= Given data =
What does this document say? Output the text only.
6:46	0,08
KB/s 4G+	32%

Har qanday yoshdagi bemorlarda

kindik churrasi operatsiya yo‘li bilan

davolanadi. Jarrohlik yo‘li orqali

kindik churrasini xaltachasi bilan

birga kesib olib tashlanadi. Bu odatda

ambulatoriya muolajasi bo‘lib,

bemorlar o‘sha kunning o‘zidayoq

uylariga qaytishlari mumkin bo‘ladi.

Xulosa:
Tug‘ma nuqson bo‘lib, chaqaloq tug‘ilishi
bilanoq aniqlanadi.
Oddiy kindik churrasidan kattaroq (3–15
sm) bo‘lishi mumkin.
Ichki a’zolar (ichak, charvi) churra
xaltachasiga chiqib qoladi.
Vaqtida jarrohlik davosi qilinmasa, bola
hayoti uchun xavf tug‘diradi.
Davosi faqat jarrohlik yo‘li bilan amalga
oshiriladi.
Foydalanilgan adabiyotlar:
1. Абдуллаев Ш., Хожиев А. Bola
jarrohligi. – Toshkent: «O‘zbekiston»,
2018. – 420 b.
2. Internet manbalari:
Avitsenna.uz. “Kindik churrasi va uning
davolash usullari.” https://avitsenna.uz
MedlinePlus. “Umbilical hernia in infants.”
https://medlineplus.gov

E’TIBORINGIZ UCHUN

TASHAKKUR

= Required work =
Take the lines above and print them exactly.

= Final result =
What does this document say? Output the text only.
6:46	0,08
KB/s 4G+	32%

Har qanday yoshdagi bemorlarda

kindik churrasi operatsiya yo‘li bilan

davolanadi. Jarrohlik yo‘li orqali

kindik churrasini xaltachasi bilan

birga kesib olib tashlanadi. Bu odatda

ambulatoriya muolajasi bo‘lib,

bemorlar o‘sha kunning o‘zidayoq

uylariga qaytishlari mumkin bo‘ladi.

Xulosa:
Tug‘ma nuqson bo‘lib, chaqaloq tug‘ilishi
bilanoq aniqlanadi.
Oddiy kindik churrasidan kattaroq (3–15
sm) bo‘lishi mumkin.
Ichki a’zolar (ichak, charvi) churra
xaltachasiga chiqib qoladi.
Vaqtida jarrohlik davosi qilinmasa, bola
hayoti uchun xavf tug‘diradi.
Davosi faqat jarrohlik yo‘li bilan amalga
oshiriladi.
Foydalanilgan adabiyotlar:
1. Абдуллаев Ш., Хожиев А. Bola
jarrohligi. – Toshkent: «O‘zbekiston»,
2018. – 420 b.
2. Internet manbalari:
Avitsenna.uz. “Kindik churrasi va uning
davolash usullari.” https://avitsenna.uz
MedlinePlus. “Umbilical hernia in infants.”
https://medlineplus.gov

E’TIBORINGIZ UCHUN

TASHAKKUR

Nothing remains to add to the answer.